WORK TO COMPLETE: Retype the material in full, keeping every word the same.

GIVEN ENTRIES:
** Begin **
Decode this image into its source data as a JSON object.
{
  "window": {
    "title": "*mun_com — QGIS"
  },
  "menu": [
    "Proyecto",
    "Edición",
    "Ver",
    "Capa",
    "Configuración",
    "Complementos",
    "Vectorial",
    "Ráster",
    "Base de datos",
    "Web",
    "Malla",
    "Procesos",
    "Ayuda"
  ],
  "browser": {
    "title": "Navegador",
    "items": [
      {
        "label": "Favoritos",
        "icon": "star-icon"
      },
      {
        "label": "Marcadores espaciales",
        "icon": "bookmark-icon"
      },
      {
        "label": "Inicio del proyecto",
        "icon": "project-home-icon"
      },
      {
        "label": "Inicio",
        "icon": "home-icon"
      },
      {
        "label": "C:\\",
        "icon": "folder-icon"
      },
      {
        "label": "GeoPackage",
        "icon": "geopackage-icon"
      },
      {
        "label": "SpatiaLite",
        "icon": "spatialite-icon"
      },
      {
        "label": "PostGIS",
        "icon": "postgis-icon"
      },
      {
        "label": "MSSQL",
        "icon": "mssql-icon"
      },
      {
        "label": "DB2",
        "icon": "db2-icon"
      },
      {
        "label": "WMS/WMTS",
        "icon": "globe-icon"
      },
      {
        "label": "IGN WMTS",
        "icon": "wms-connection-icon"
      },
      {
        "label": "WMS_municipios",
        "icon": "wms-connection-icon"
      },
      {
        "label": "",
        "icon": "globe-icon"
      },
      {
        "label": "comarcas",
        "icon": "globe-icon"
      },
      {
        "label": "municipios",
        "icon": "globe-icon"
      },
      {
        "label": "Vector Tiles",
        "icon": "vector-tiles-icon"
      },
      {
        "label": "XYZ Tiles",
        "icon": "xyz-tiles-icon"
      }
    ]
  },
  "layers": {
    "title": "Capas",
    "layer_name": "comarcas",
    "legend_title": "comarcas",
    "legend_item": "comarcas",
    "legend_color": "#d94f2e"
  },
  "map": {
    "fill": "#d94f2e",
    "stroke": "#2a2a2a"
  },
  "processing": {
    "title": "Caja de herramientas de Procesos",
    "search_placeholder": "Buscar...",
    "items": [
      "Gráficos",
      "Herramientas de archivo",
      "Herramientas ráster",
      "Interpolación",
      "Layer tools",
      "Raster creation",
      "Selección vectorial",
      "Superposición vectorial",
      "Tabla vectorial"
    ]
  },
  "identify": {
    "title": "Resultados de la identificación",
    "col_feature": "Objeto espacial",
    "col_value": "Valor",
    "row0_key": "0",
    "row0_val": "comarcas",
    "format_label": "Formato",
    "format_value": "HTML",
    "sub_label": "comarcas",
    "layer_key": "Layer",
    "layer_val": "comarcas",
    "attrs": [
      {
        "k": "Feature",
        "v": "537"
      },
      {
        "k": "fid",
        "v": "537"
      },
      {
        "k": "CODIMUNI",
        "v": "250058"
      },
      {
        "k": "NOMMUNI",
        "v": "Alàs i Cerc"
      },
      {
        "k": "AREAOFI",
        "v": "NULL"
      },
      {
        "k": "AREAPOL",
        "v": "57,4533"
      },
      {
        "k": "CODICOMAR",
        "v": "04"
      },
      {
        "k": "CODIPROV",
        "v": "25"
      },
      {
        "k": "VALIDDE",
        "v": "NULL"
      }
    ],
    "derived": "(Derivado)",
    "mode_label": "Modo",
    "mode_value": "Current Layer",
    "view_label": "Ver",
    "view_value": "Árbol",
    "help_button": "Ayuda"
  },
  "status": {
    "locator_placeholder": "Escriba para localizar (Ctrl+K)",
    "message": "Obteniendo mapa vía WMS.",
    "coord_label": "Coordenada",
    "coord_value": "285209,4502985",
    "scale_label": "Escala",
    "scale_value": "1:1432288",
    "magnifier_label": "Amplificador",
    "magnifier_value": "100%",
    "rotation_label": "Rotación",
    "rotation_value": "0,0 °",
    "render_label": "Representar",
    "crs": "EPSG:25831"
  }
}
** End **
ANSWER TO THIS EXERCISE:
Decode this image into its source data as a JSON object.
{
  "window": {
    "title": "*mun_com — QGIS"
  },
  "menu": [
    "Proyecto",
    "Edición",
    "Ver",
    "Capa",
    "Configuración",
    "Complementos",
    "Vectorial",
    "Ráster",
    "Base de datos",
    "Web",
    "Malla",
    "Procesos",
    "Ayuda"
  ],
  "browser": {
    "title": "Navegador",
    "items": [
      {
        "label": "Favoritos",
        "icon": "star-icon"
      },
      {
        "label": "Marcadores espaciales",
        "icon": "bookmark-icon"
      },
      {
        "label": "Inicio del proyecto",
        "icon": "project-home-icon"
      },
      {
        "label": "Inicio",
        "icon": "home-icon"
      },
      {
        "label": "C:\\",
        "icon": "folder-icon"
      },
      {
        "label": "GeoPackage",
        "icon": "geopackage-icon"
      },
      {
        "label": "SpatiaLite",
        "icon": "spatialite-icon"
      },
      {
        "label": "PostGIS",
        "icon": "postgis-icon"
      },
      {
        "label": "MSSQL",
        "icon": "mssql-icon"
      },
      {
        "label": "DB2",
        "icon": "db2-icon"
      },
      {
        "label": "WMS/WMTS",
        "icon": "globe-icon"
      },
      {
        "label": "IGN WMTS",
        "icon": "wms-connection-icon"
      },
      {
        "label": "WMS_municipios",
        "icon": "wms-connection-icon"
      },
      {
        "label": "",
        "icon": "globe-icon"
      },
      {
        "label": "comarcas",
        "icon": "globe-icon"
      },
      {
        "label": "municipios",
        "icon": "globe-icon"
      },
      {
        "label": "Vector Tiles",
        "icon": "vector-tiles-icon"
      },
      {
        "label": "XYZ Tiles",
        "icon": "xyz-tiles-icon"
      }
    ]
  },
  "layers": {
    "title": "Capas",
    "layer_name": "comarcas",
    "legend_title": "comarcas",
    "legend_item": "comarcas",
    "legend_color": "#d94f2e"
  },
  "map": {
    "fill": "#d94f2e",
    "stroke": "#2a2a2a"
  },
  "processing": {
    "title": "Caja de herramientas de Procesos",
    "search_placeholder": "Buscar...",
    "items": [
      "Gráficos",
      "Herramientas de archivo",
      "Herramientas ráster",
      "Interpolación",
      "Layer tools",
      "Raster creation",
      "Selección vectorial",
      "Superposición vectorial",
      "Tabla vectorial"
    ]
  },
  "identify": {
    "title": "Resultados de la identificación",
    "col_feature": "Objeto espacial",
    "col_value": "Valor",
    "row0_key": "0",
    "row0_val": "comarcas",
    "format_label": "Formato",
    "format_value": "HTML",
    "sub_label": "comarcas",
    "layer_key": "Layer",
    "layer_val": "comarcas",
    "attrs": [
      {
        "k": "Feature",
        "v": "537"
      },
      {
        "k": "fid",
        "v": "537"
      },
      {
        "k": "CODIMUNI",
        "v": "250058"
      },
      {
        "k": "NOMMUNI",
        "v": "Alàs i Cerc"
      },
      {
        "k": "AREAOFI",
        "v": "NULL"
      },
      {
        "k": "AREAPOL",
        "v": "57,4533"
      },
      {
        "k": "CODICOMAR",
        "v": "04"
      },
      {
        "k": "CODIPROV",
        "v": "25"
      },
      {
        "k": "VALIDDE",
        "v": "NULL"
      }
    ],
    "derived": "(Derivado)",
    "mode_label": "Modo",
    "mode_value": "Current Layer",
    "view_label": "Ver",
    "view_value": "Árbol",
    "help_button": "Ayuda"
  },
  "status": {
    "locator_placeholder": "Escriba para localizar (Ctrl+K)",
    "message": "Obteniendo mapa vía WMS.",
    "coord_label": "Coordenada",
    "coord_value": "285209,4502985",
    "scale_label": "Escala",
    "scale_value": "1:1432288",
    "magnifier_label": "Amplificador",
    "magnifier_value": "100%",
    "rotation_label": "Rotación",
    "rotation_value": "0,0 °",
    "render_label": "Representar",
    "crs": "EPSG:25831"
  }
}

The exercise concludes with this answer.